**EXERCISE DIRECTIONS**:
Return each line containing the string "this".

**GIVEN INFORMATION**:
++++
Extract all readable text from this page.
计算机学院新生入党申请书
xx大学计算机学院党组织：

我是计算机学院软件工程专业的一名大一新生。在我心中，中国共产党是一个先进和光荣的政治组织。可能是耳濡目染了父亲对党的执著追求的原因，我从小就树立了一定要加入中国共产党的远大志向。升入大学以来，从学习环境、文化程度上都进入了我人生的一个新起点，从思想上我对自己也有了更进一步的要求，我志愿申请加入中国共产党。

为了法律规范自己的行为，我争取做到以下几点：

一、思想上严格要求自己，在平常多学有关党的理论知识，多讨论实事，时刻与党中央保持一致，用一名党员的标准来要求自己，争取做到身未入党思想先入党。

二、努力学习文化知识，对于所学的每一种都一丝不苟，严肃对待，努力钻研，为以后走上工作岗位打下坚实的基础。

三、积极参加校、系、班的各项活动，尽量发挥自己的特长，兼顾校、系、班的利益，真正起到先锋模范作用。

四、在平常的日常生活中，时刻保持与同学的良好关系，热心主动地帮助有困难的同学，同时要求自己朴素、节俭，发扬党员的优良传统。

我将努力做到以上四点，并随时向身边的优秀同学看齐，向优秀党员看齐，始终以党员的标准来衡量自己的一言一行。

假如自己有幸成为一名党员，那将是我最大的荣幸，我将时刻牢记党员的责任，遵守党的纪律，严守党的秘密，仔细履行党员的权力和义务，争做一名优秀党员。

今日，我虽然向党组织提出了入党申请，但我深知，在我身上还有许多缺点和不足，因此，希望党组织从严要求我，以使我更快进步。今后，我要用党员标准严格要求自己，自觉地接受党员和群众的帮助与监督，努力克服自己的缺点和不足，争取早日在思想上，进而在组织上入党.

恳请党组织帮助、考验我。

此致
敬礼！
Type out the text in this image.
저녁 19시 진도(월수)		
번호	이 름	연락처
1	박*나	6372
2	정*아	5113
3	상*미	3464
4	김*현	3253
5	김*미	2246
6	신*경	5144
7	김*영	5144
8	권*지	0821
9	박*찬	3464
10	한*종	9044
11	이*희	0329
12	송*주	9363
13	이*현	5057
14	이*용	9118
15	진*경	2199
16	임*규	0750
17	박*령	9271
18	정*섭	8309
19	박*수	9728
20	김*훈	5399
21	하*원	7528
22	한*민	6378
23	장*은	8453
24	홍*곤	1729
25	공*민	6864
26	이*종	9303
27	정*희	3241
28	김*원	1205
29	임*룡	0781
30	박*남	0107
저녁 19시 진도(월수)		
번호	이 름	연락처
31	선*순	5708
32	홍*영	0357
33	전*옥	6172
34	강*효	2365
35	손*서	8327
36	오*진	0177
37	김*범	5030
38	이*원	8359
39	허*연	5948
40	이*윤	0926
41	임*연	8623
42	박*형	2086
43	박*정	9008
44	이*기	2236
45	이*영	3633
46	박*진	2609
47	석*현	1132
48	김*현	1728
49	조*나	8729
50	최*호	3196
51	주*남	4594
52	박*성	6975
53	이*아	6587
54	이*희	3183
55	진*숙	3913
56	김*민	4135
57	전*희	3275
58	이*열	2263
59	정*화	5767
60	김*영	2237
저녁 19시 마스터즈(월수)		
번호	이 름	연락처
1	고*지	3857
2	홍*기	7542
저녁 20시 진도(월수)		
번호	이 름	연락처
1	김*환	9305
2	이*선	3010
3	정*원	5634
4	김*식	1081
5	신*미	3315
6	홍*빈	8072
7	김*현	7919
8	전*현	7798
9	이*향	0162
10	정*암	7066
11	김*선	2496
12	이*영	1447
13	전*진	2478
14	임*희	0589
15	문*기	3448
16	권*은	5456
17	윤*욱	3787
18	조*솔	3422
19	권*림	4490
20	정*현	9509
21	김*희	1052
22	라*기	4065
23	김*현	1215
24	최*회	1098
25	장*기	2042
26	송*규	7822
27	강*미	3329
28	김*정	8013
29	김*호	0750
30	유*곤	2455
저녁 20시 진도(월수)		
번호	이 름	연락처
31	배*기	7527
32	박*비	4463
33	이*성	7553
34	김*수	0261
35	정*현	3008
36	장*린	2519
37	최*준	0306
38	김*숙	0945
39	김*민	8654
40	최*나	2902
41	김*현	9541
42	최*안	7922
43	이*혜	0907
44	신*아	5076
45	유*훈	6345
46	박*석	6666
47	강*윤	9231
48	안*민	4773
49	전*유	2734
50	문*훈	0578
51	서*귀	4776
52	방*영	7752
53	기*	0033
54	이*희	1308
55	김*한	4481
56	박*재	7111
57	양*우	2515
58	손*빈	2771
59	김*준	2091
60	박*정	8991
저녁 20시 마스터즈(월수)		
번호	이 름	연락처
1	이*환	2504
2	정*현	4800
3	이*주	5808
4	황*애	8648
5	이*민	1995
++++
**FINAL RESULT**:
Extract all readable text from this page.
Type out the text in this image.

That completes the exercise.